## start Records for processing

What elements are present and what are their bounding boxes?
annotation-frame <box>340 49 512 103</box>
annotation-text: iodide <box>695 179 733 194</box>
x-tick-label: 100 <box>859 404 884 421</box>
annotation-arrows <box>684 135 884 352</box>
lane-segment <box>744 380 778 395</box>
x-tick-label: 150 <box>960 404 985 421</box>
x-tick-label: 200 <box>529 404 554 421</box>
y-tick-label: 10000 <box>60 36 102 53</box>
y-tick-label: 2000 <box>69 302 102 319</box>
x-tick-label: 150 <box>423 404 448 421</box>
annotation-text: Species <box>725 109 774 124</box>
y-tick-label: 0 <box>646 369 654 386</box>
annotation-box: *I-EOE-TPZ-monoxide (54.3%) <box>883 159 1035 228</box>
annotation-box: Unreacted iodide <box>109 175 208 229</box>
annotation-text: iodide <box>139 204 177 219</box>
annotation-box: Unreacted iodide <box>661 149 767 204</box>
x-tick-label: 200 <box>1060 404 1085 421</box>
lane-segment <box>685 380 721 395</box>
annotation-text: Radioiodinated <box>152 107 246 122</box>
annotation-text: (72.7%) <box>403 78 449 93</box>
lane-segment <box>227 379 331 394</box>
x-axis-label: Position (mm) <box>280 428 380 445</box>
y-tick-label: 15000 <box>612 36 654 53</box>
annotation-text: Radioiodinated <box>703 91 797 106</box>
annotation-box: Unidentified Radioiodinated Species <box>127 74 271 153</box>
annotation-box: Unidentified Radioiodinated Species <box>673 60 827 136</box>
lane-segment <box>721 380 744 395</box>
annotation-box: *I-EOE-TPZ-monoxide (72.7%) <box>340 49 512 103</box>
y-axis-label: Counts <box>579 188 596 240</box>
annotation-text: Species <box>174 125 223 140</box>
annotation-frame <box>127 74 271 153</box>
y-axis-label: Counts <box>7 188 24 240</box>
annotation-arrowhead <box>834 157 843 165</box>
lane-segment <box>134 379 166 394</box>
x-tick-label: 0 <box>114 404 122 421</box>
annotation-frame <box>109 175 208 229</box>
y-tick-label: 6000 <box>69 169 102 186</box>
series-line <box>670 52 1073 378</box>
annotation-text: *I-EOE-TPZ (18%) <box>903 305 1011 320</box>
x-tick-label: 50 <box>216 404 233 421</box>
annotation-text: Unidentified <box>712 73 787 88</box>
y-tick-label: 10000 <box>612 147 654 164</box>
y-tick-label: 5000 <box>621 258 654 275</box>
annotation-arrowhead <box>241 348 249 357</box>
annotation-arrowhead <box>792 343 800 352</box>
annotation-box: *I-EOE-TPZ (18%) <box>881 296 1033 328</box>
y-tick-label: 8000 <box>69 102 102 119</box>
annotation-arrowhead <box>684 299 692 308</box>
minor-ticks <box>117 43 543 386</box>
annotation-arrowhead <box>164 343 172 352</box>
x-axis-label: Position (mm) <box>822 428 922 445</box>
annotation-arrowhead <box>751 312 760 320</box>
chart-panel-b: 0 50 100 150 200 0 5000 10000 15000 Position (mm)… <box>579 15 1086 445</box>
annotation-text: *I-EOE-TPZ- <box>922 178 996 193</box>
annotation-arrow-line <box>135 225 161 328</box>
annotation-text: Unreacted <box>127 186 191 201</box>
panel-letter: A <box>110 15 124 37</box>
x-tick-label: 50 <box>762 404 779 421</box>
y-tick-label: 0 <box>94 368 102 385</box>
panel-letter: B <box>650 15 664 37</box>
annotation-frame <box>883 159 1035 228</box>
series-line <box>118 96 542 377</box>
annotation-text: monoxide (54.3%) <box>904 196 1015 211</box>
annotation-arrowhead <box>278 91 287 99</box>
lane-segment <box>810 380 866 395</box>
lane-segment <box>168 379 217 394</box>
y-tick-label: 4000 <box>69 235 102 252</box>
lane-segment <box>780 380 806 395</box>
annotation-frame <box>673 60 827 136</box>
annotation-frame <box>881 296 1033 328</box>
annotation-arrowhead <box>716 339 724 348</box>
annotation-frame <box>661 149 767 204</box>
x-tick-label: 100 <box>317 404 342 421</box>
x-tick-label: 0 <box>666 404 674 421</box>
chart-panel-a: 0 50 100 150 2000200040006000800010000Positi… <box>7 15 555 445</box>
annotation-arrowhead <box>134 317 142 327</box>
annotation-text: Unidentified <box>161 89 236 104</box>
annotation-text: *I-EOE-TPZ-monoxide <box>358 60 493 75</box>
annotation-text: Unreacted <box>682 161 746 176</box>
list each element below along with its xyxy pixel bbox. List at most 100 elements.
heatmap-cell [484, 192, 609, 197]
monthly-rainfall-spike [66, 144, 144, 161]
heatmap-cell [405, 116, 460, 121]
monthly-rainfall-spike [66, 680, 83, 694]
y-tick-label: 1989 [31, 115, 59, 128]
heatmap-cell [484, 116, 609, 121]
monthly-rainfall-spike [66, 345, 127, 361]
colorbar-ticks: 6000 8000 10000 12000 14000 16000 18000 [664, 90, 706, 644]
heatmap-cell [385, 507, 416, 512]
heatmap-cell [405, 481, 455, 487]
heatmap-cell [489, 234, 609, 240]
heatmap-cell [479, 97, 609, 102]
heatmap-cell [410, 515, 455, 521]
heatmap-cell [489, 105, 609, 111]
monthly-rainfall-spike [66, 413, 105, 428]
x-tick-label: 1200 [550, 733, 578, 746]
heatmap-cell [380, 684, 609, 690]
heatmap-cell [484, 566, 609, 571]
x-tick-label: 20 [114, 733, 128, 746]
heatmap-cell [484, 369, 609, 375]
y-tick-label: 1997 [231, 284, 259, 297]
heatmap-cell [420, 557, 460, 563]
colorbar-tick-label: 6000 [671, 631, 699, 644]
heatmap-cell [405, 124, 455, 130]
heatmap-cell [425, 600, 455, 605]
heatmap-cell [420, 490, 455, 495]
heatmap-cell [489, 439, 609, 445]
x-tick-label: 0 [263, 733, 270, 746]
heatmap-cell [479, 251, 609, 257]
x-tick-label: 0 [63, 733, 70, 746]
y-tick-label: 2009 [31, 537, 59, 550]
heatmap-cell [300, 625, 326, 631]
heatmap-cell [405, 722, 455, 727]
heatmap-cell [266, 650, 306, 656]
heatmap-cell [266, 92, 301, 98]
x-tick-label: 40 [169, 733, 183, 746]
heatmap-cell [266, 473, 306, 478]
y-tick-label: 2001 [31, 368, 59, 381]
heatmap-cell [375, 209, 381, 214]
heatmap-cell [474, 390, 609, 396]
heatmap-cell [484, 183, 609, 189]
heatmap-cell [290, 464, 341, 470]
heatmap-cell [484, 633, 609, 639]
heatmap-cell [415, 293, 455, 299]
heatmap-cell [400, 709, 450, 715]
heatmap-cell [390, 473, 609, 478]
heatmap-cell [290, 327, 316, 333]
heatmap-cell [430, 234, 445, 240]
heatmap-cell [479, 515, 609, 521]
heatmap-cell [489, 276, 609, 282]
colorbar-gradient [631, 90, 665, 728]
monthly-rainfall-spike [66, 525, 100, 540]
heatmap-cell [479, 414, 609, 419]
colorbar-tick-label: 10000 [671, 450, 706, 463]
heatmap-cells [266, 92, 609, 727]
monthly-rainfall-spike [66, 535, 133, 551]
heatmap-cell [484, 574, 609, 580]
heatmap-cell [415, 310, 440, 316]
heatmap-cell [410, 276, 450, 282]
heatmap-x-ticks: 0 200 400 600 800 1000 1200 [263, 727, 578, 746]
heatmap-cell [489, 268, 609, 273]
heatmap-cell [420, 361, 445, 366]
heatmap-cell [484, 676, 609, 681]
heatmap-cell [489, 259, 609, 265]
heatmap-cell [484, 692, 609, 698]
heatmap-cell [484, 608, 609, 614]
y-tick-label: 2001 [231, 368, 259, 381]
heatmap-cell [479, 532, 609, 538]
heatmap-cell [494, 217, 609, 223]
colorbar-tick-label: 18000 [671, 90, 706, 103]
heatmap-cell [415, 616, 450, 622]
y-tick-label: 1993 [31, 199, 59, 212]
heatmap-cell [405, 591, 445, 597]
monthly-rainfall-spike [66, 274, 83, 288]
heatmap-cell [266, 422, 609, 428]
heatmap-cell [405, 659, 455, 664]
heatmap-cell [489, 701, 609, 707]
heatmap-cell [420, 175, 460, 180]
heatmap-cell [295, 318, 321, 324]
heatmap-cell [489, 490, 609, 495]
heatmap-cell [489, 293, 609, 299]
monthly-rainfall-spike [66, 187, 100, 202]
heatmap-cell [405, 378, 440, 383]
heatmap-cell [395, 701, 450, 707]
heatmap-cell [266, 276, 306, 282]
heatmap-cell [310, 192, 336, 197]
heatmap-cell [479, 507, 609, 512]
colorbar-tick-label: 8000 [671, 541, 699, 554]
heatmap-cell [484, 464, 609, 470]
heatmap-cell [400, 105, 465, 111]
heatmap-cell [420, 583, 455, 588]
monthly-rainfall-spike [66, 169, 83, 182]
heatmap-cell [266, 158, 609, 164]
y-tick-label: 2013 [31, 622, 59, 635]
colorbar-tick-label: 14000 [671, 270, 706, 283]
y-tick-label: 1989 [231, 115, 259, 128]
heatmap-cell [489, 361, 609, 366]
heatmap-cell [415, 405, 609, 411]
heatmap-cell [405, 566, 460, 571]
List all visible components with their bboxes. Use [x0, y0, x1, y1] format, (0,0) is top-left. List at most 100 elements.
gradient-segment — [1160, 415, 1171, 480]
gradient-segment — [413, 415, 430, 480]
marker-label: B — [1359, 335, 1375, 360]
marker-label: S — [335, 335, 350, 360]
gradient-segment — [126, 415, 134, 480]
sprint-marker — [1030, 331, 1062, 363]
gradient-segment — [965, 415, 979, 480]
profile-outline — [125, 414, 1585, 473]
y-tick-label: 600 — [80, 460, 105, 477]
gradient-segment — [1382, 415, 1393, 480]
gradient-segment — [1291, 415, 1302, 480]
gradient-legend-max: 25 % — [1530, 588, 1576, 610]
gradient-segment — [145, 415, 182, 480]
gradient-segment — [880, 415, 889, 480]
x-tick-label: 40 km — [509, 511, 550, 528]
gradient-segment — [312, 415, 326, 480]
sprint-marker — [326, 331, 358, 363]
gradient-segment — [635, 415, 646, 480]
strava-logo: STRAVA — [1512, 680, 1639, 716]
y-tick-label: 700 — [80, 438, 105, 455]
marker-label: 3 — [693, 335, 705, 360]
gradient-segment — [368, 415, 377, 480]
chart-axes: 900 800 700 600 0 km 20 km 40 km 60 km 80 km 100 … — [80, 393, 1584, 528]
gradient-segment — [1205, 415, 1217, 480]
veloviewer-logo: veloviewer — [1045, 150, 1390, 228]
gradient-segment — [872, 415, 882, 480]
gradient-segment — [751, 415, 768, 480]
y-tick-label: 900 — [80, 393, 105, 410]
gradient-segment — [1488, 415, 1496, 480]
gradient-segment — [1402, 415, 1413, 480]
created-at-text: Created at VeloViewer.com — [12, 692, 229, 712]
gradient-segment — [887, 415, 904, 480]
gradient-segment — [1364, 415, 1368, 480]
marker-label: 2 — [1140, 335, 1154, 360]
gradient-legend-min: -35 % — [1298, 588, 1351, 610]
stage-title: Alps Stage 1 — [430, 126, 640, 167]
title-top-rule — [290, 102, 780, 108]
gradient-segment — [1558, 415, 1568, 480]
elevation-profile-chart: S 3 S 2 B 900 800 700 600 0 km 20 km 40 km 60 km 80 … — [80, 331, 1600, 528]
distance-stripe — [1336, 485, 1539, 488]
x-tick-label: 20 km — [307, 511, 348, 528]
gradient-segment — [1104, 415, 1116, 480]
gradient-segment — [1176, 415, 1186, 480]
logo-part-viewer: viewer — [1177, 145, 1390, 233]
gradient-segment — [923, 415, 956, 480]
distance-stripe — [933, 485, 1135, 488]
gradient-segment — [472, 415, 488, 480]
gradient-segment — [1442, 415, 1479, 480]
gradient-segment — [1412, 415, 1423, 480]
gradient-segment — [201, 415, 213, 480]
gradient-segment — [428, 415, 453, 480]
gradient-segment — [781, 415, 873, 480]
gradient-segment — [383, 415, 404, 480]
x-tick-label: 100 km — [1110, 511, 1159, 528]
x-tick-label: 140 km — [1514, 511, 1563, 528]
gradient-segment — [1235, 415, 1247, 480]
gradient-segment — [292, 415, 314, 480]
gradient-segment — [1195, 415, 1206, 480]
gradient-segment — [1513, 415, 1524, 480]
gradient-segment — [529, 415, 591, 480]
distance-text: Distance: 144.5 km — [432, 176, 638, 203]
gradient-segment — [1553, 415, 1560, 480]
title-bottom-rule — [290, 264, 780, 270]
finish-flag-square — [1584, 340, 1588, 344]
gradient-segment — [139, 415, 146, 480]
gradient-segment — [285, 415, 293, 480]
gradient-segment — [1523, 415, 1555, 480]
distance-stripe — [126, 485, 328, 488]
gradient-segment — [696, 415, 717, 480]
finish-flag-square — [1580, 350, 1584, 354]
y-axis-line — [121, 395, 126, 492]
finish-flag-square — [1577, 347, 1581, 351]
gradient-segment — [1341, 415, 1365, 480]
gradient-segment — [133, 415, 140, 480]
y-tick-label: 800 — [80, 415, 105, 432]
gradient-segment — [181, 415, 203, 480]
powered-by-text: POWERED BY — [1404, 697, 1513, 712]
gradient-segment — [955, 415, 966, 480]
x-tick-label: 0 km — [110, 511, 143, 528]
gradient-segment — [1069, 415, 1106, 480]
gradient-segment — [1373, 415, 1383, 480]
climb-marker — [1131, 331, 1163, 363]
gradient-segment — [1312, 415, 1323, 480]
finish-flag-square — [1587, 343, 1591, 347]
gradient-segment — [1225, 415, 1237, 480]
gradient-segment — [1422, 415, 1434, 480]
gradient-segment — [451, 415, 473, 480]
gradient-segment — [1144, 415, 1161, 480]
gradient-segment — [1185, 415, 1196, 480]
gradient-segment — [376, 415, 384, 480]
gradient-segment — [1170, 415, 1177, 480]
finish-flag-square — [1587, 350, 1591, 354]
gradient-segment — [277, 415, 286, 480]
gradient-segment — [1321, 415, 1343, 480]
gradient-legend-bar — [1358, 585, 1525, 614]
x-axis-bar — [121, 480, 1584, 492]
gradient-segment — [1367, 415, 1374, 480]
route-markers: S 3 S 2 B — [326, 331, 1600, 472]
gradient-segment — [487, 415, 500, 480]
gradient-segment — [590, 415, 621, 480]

## end Records for processing

_The request_: Show each line above that contains the string "most", treating uppercase and lowercase as different.

_Written response_:
list each element below along with its xyxy pixel bbox. List at most 100 elements.
List all visible components with their bboxes. Use [x0, y0, x1, y1] format, (0,0) is top-left. List at most 100 elements.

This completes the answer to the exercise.